■ The request ■
Find the lines of data that contain the string "into", then list them.

■ Available records ■
::::::::

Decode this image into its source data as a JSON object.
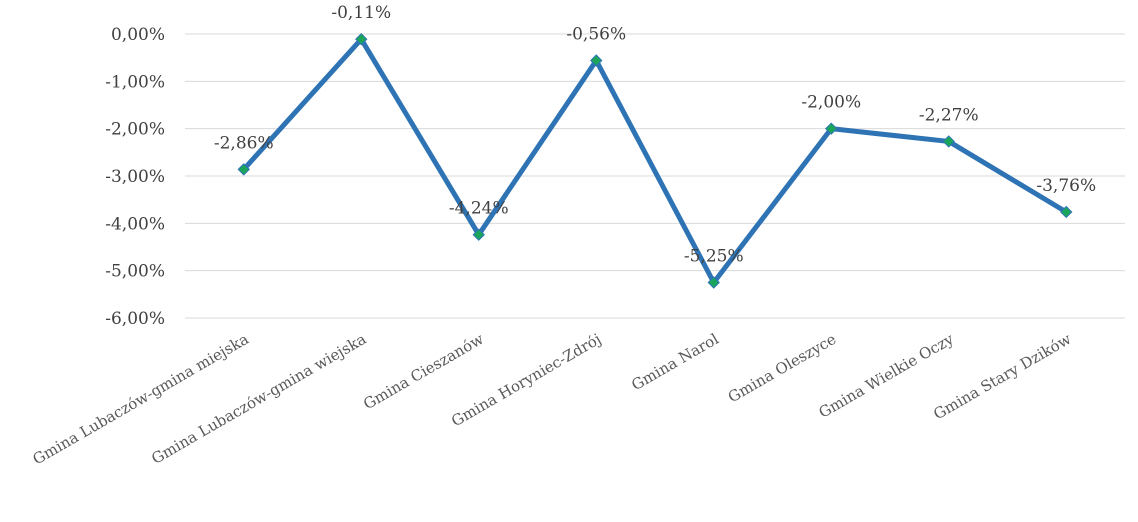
{
  "chart_data": {
    "type": "line",
    "categories": [
      "Gmina Lubaczów-gmina miejska",
      "Gmina Lubaczów-gmina wiejska",
      "Gmina Cieszanów",
      "Gmina Horyniec-Zdrój",
      "Gmina Narol",
      "Gmina Oleszyce",
      "Gmina Wielkie Oczy",
      "Gmina Stary Dzików"
    ],
    "series": [
      {
        "values": [
          -2.86,
          -0.11,
          -4.24,
          -0.56,
          -5.25,
          -2.0,
          -2.27,
          -3.76
        ],
        "data_labels": [
          "-2,86%",
          "-0,11%",
          "-4,24%",
          "-0,56%",
          "-5,25%",
          "-2,00%",
          "-2,27%",
          "-3,76%"
        ]
      }
    ],
    "title": "",
    "xlabel": "",
    "ylabel": "",
    "ylim": [
      -6,
      0
    ],
    "yticks": [
      0,
      -1,
      -2,
      -3,
      -4,
      -5,
      -6
    ],
    "ytick_labels": [
      "0,00%",
      "-1,00%",
      "-2,00%",
      "-3,00%",
      "-4,00%",
      "-5,00%",
      "-6,00%"
    ],
    "grid": true,
    "legend": "none",
    "colors": {
      "line": "#2e74b5",
      "marker": "#1aa55a",
      "grid": "#d9d9d9"
    }
  }
}
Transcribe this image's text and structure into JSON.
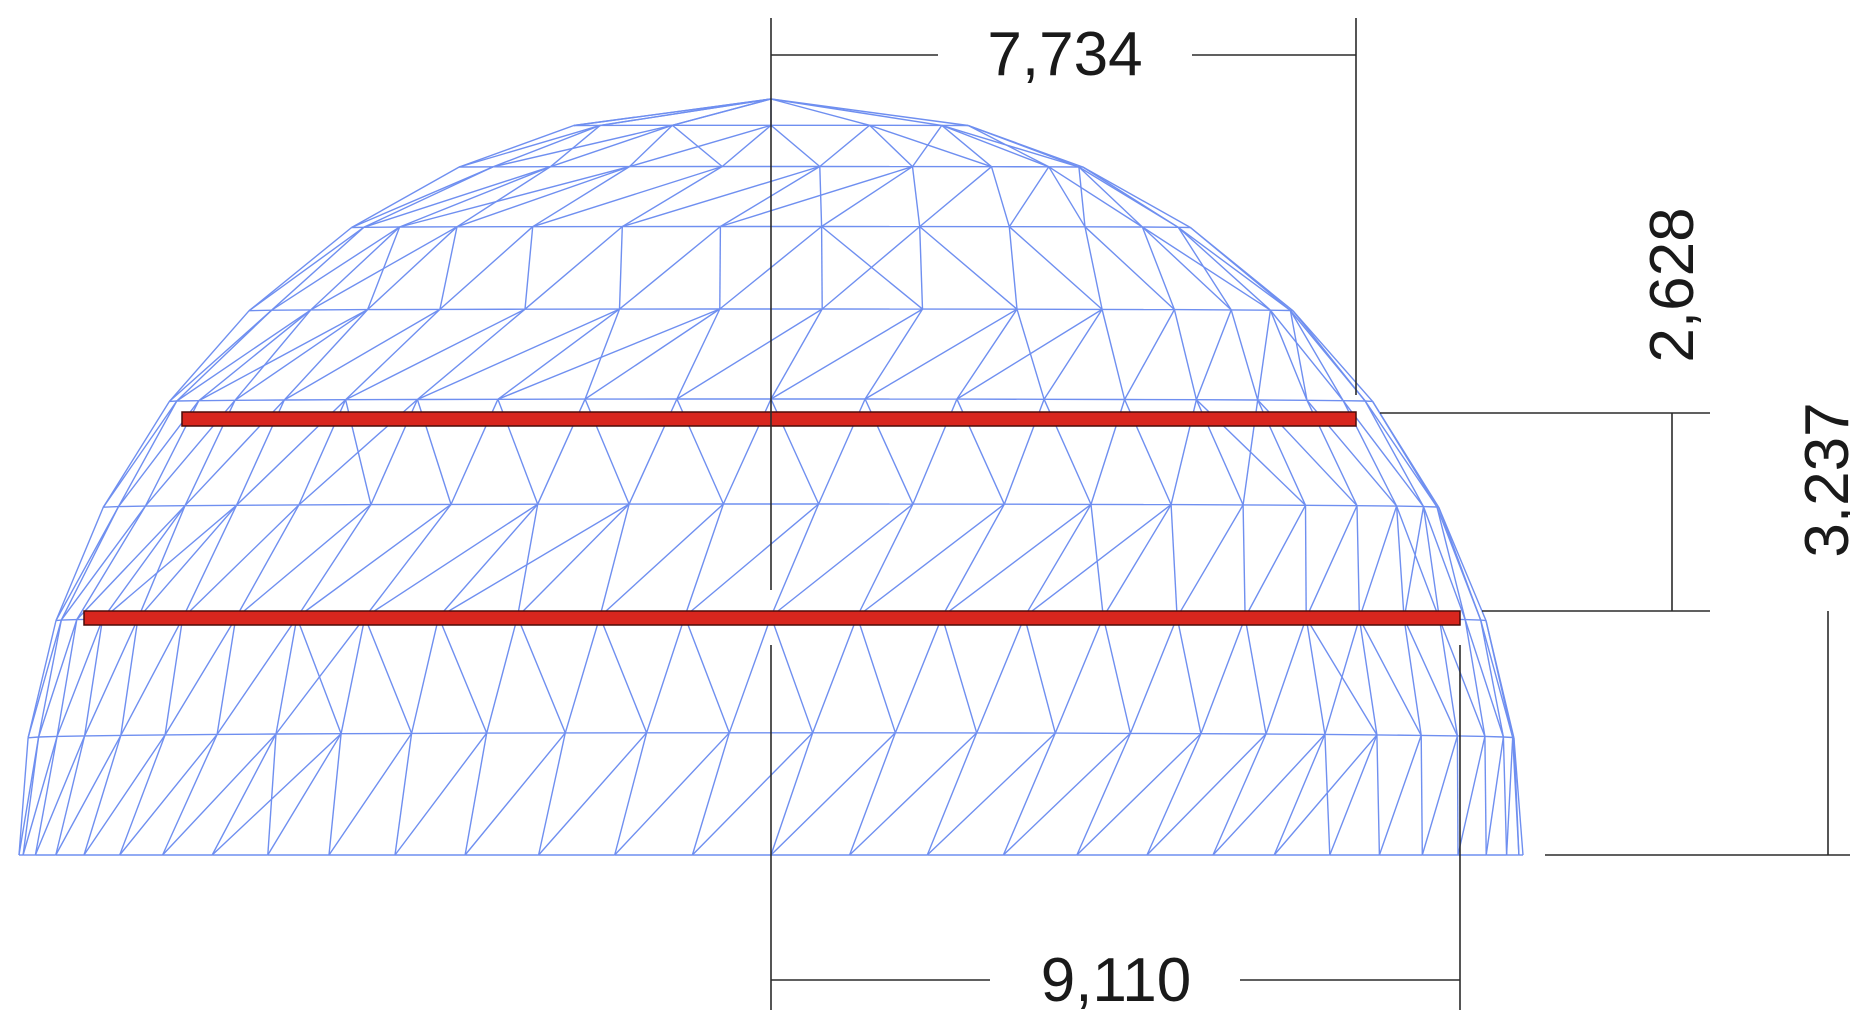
{
  "diagram": {
    "dimensions": {
      "top_width": "7,734",
      "bottom_width": "9,110",
      "upper_height": "2,628",
      "lower_height": "3,237"
    },
    "colors": {
      "mesh": "#6f8ff0",
      "beam": "#d8261e",
      "dimension": "#2b2b2b"
    }
  }
}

::::::::

■ Answer to this task ■
Decode this image into its source data as a JSON object.
Transcribe this image's text and structure into JSON.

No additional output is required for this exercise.